- **Problem to solve**
Extract all lines that hold "қабілеттерін" from the records below.

- **Provided data**
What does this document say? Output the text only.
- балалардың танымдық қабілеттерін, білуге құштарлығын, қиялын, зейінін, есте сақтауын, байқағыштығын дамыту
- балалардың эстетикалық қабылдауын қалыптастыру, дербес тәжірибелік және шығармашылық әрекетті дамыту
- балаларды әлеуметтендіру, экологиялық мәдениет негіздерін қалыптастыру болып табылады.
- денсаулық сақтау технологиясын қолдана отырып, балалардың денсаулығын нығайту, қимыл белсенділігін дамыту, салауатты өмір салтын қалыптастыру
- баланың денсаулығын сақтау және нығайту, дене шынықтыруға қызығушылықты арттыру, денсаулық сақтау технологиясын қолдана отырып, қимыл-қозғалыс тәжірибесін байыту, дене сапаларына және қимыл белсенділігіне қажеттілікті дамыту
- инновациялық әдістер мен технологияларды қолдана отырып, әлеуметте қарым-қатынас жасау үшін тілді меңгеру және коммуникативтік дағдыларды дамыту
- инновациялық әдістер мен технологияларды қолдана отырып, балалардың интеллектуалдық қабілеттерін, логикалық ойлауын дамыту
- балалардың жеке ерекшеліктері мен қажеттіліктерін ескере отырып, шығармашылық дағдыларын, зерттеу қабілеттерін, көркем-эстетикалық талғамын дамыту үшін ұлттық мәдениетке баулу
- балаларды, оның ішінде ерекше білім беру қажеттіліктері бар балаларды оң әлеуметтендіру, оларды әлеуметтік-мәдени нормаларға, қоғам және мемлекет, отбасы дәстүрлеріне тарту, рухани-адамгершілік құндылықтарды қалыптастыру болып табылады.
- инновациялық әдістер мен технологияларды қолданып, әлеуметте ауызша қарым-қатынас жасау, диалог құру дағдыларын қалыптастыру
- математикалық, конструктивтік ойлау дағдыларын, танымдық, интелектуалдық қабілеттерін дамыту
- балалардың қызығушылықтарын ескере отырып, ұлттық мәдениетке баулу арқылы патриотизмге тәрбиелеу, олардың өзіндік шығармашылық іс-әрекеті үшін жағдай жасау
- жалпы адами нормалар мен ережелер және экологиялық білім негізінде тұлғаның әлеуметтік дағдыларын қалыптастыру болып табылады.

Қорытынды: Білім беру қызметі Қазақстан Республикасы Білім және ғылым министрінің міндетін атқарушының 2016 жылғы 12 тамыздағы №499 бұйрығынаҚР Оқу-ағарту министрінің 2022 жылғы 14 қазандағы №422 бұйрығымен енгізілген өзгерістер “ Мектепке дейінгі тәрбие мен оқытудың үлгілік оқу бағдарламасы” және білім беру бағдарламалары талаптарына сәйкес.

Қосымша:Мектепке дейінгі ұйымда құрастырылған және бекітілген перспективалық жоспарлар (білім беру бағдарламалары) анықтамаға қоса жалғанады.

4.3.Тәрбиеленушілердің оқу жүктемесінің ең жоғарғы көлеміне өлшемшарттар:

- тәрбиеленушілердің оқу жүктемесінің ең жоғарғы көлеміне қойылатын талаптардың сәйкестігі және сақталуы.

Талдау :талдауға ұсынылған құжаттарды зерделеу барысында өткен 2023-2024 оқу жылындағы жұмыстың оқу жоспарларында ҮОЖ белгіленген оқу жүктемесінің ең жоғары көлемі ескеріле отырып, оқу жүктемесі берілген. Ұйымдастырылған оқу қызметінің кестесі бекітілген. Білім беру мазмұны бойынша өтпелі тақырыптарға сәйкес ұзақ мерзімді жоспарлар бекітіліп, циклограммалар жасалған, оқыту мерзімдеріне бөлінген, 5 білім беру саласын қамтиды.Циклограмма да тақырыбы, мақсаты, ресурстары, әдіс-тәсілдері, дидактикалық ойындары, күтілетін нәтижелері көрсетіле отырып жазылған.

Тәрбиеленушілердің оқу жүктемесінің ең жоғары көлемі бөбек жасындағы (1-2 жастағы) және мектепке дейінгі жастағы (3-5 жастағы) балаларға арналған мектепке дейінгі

- **Written solution**
- балалардың танымдық қабілеттерін, білуге құштарлығын, қиялын, зейінін, есте сақтауын, байқағыштығын дамыту
- инновациялық әдістер мен технологияларды қолдана отырып, балалардың интеллектуалдық қабілеттерін, логикалық ойлауын дамыту
- балалардың жеке ерекшеліктері мен қажеттіліктерін ескере отырып, шығармашылық дағдыларын, зерттеу қабілеттерін, көркем-эстетикалық талғамын дамыту үшін ұлттық мәдениетке баулу
- математикалық, конструктивтік ойлау дағдыларын, танымдық, интелектуалдық қабілеттерін дамыту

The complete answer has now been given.